### [PROBLEM TO WORK ON]
Pictures do not belong in the copy; restate the records below word for word.
────────────────────
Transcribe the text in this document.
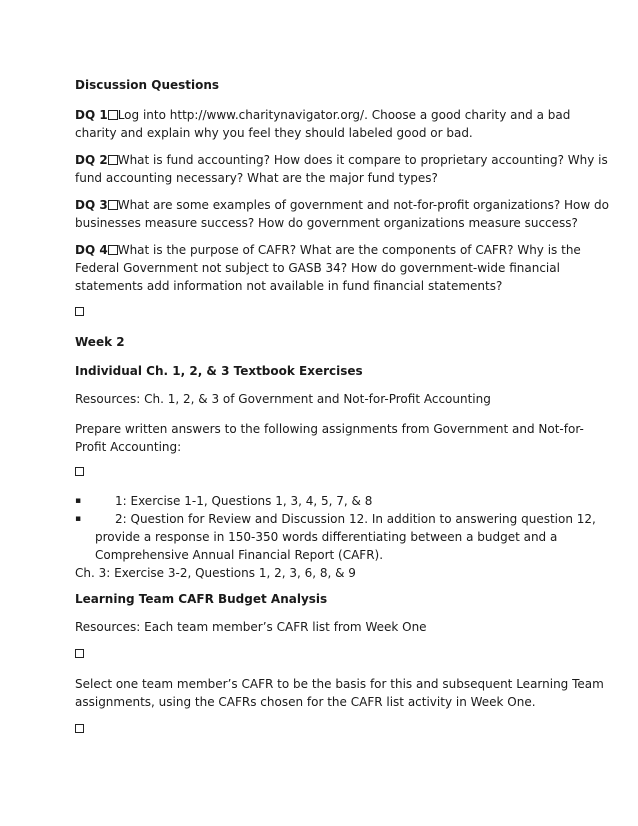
Discussion Questions
DQ 1 Log into http://www.charitynavigator.org/. Choose a good charity and a bad
charity and explain why you feel they should labeled good or bad.
DQ 2 What is fund accounting? How does it compare to proprietary accounting? Why is
fund accounting necessary? What are the major fund types?
DQ 3 What are some examples of government and not-for-profit organizations? How do
businesses measure success? How do government organizations measure success?
DQ 4 What is the purpose of CAFR? What are the components of CAFR? Why is the
Federal Government not subject to GASB 34? How do government-wide financial
statements add information not available in fund financial statements?
Week 2
Individual Ch. 1, 2, & 3 Textbook Exercises
Resources: Ch. 1, 2, & 3 of Government and Not-for-Profit Accounting
Prepare written answers to the following assignments from Government and Not-for-
Profit Accounting:
▪	1: Exercise 1-1, Questions 1, 3, 4, 5, 7, & 8
▪	2: Question for Review and Discussion 12. In addition to answering question 12,
provide a response in 150-350 words differentiating between a budget and a
Comprehensive Annual Financial Report (CAFR).
Ch. 3: Exercise 3-2, Questions 1, 2, 3, 6, 8, & 9
Learning Team CAFR Budget Analysis
Resources: Each team member’s CAFR list from Week One
Select one team member’s CAFR to be the basis for this and subsequent Learning Team
assignments, using the CAFRs chosen for the CAFR list activity in Week One.
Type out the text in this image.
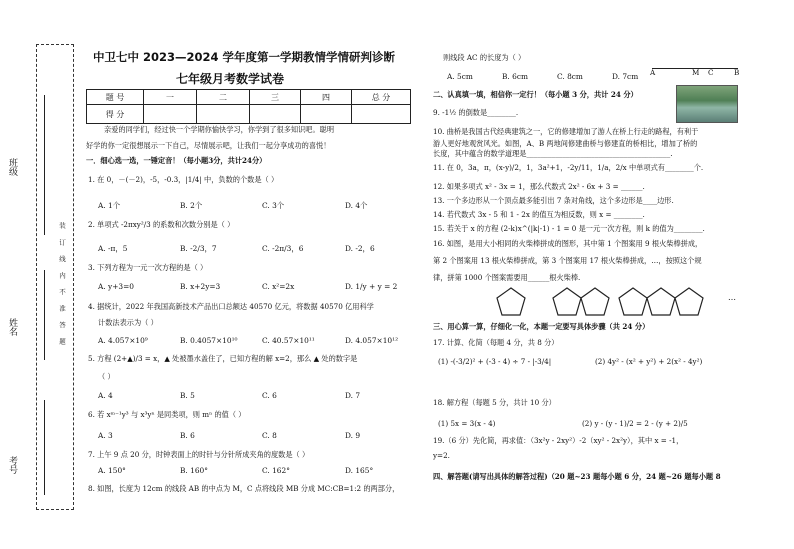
班级
姓名
考号
装 订 线 内 不 准 答 题
中卫七中 2023—2024 学年度第一学期教情学情研判诊断
七年级月考数学试卷
题 号	一	二	三	四	总 分
得 分					
亲爱的同学们，经过快一个学期你愉快学习，你学到了很多知识吧。聪明
好学的你一定很想展示一下自己，尽情展示吧，让我们一起分享成功的喜悦！
一．细心选一选，一锤定音！（每小题3分，共计24分）
1. 在 0，－(－2)，-5，-0.3，|1/4| 中，负数的个数是（ ）
A. 1个	B. 2个	C. 3个	D. 4个
2. 单项式 -2πxy²/3 的系数和次数分别是（ ）
A. -π，5	B. -2/3，7	C. -2π/3，6	D. -2，6
3. 下列方程为一元一次方程的是（ ）
A. y+3=0	B. x+2y=3	C. x²=2x	D. 1/y + y = 2
4. 据统计，2022 年我国高新技术产品出口总额达 40570 亿元，将数据 40570 亿用科学
计数法表示为（ ）
A. 4.057×10⁹	B. 0.4057×10¹⁰	C. 40.57×10¹¹	D. 4.057×10¹²
5. 方程 (2+▲)/3 = x，▲ 处被墨水盖住了，已知方程的解 x=2，那么 ▲ 处的数字是
（ ）
A. 4	B. 5	C. 6	D. 7
6. 若 xᵐ⁻¹y³ 与 x³yⁿ 是同类项，则 mⁿ 的值（ ）
A. 3	B. 6	C. 8	D. 9
7. 上午 9 点 20 分，时钟表面上的时针与分针所成夹角的度数是（ ）
A. 150°	B. 160°	C. 162°	D. 165°
8. 如图，长度为 12cm 的线段 AB 的中点为 M，C 点将线段 MB 分成 MC:CB=1:2 的两部分，
则线段 AC 的长度为（ ）
A. 5cm	B. 6cm	C. 8cm	D. 7cm A	M C	B
二、认真填一填，相信你一定行！（每小题 3 分，共计 24 分）
9. -1½ 的倒数是________.
10. 曲桥是我国古代经典建筑之一，它的修建增加了游人在桥上行走的路程，有利于
游人更好地观赏风光。如图，A、B 两地间修建曲桥与修建直的桥相比，增加了桥的
长度，其中蕴含的数学道理是________________________________________.
11. 在 0，3a，π，(x-y)/2，1，3a²+1，-2y/11，1/a，2/x 中单项式有________个.
12. 如果多项式 x² - 3x = 1，那么代数式 2x² - 6x + 3 = ______.
13. 一个多边形从一个顶点最多能引出 7 条对角线，这个多边形是____边形.
14. 若代数式 3x - 5 和 1 - 2x 的值互为相反数，则 x = ________.
15. 若关于 x 的方程 (2-k)x^(|k|-1) - 1 = 0 是一元一次方程，则 k 的值为________.
16. 如图，是用大小相同的火柴棒拼成的图形，其中第 1 个图案用 9 根火柴棒拼成，
第 2 个图案用 13 根火柴棒拼成，第 3 个图案用 17 根火柴棒拼成，…，按照这个规
律，拼第 1000 个图案需要用______根火柴棒.
…
三、用心算一算，仔细化一化，本题一定要写具体步骤（共 24 分）
17. 计算、化简（每题 4 分，共 8 分）
(1) -(-3/2)² + (-3 - 4) ÷ 7 - |-3/4|	(2) 4y² - (x² + y²) + 2(x² - 4y²)
18. 解方程（每题 5 分，共计 10 分）
(1) 5x = 3(x - 4)	(2) y - (y - 1)/2 = 2 - (y + 2)/5
19.（6 分）先化简，再求值：（3x²y - 2xy²）-2（xy² - 2x²y），其中 x = -1，
y=2.
四、解答题(请写出具体的解答过程)（20 题~23 题每小题 6 分，24 题~26 题每小题 8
────────────────────
### [RIGHT ANSWER]
Transcribe the text in this document.
Discussion Questions
DQ 1 Log into http://www.charitynavigator.org/. Choose a good charity and a bad
charity and explain why you feel they should labeled good or bad.
DQ 2 What is fund accounting? How does it compare to proprietary accounting? Why is
fund accounting necessary? What are the major fund types?
DQ 3 What are some examples of government and not-for-profit organizations? How do
businesses measure success? How do government organizations measure success?
DQ 4 What is the purpose of CAFR? What are the components of CAFR? Why is the
Federal Government not subject to GASB 34? How do government-wide financial
statements add information not available in fund financial statements?
Week 2
Individual Ch. 1, 2, & 3 Textbook Exercises
Resources: Ch. 1, 2, & 3 of Government and Not-for-Profit Accounting
Prepare written answers to the following assignments from Government and Not-for-
Profit Accounting:
▪	1: Exercise 1-1, Questions 1, 3, 4, 5, 7, & 8
▪	2: Question for Review and Discussion 12. In addition to answering question 12,
provide a response in 150-350 words differentiating between a budget and a
Comprehensive Annual Financial Report (CAFR).
Ch. 3: Exercise 3-2, Questions 1, 2, 3, 6, 8, & 9
Learning Team CAFR Budget Analysis
Resources: Each team member’s CAFR list from Week One
Select one team member’s CAFR to be the basis for this and subsequent Learning Team
assignments, using the CAFRs chosen for the CAFR list activity in Week One.
Type out the text in this image.
班级
姓名
考号
装 订 线 内 不 准 答 题
中卫七中 2023—2024 学年度第一学期教情学情研判诊断
七年级月考数学试卷
题 号	一	二	三	四	总 分
得 分					
亲爱的同学们，经过快一个学期你愉快学习，你学到了很多知识吧。聪明
好学的你一定很想展示一下自己，尽情展示吧，让我们一起分享成功的喜悦！
一．细心选一选，一锤定音！（每小题3分，共计24分）
1. 在 0，－(－2)，-5，-0.3，|1/4| 中，负数的个数是（ ）
A. 1个	B. 2个	C. 3个	D. 4个
2. 单项式 -2πxy²/3 的系数和次数分别是（ ）
A. -π，5	B. -2/3，7	C. -2π/3，6	D. -2，6
3. 下列方程为一元一次方程的是（ ）
A. y+3=0	B. x+2y=3	C. x²=2x	D. 1/y + y = 2
4. 据统计，2022 年我国高新技术产品出口总额达 40570 亿元，将数据 40570 亿用科学
计数法表示为（ ）
A. 4.057×10⁹	B. 0.4057×10¹⁰	C. 40.57×10¹¹	D. 4.057×10¹²
5. 方程 (2+▲)/3 = x，▲ 处被墨水盖住了，已知方程的解 x=2，那么 ▲ 处的数字是
（ ）
A. 4	B. 5	C. 6	D. 7
6. 若 xᵐ⁻¹y³ 与 x³yⁿ 是同类项，则 mⁿ 的值（ ）
A. 3	B. 6	C. 8	D. 9
7. 上午 9 点 20 分，时钟表面上的时针与分针所成夹角的度数是（ ）
A. 150°	B. 160°	C. 162°	D. 165°
8. 如图，长度为 12cm 的线段 AB 的中点为 M，C 点将线段 MB 分成 MC:CB=1:2 的两部分，
则线段 AC 的长度为（ ）
A. 5cm	B. 6cm	C. 8cm	D. 7cm A	M C	B
二、认真填一填，相信你一定行！（每小题 3 分，共计 24 分）
9. -1½ 的倒数是________.
10. 曲桥是我国古代经典建筑之一，它的修建增加了游人在桥上行走的路程，有利于
游人更好地观赏风光。如图，A、B 两地间修建曲桥与修建直的桥相比，增加了桥的
长度，其中蕴含的数学道理是________________________________________.
11. 在 0，3a，π，(x-y)/2，1，3a²+1，-2y/11，1/a，2/x 中单项式有________个.
12. 如果多项式 x² - 3x = 1，那么代数式 2x² - 6x + 3 = ______.
13. 一个多边形从一个顶点最多能引出 7 条对角线，这个多边形是____边形.
14. 若代数式 3x - 5 和 1 - 2x 的值互为相反数，则 x = ________.
15. 若关于 x 的方程 (2-k)x^(|k|-1) - 1 = 0 是一元一次方程，则 k 的值为________.
16. 如图，是用大小相同的火柴棒拼成的图形，其中第 1 个图案用 9 根火柴棒拼成，
第 2 个图案用 13 根火柴棒拼成，第 3 个图案用 17 根火柴棒拼成，…，按照这个规
律，拼第 1000 个图案需要用______根火柴棒.
…
三、用心算一算，仔细化一化，本题一定要写具体步骤（共 24 分）
17. 计算、化简（每题 4 分，共 8 分）
(1) -(-3/2)² + (-3 - 4) ÷ 7 - |-3/4|	(2) 4y² - (x² + y²) + 2(x² - 4y²)
18. 解方程（每题 5 分，共计 10 分）
(1) 5x = 3(x - 4)	(2) y - (y - 1)/2 = 2 - (y + 2)/5
19.（6 分）先化简，再求值：（3x²y - 2xy²）-2（xy² - 2x²y），其中 x = -1，
y=2.
四、解答题(请写出具体的解答过程)（20 题~23 题每小题 6 分，24 题~26 题每小题 8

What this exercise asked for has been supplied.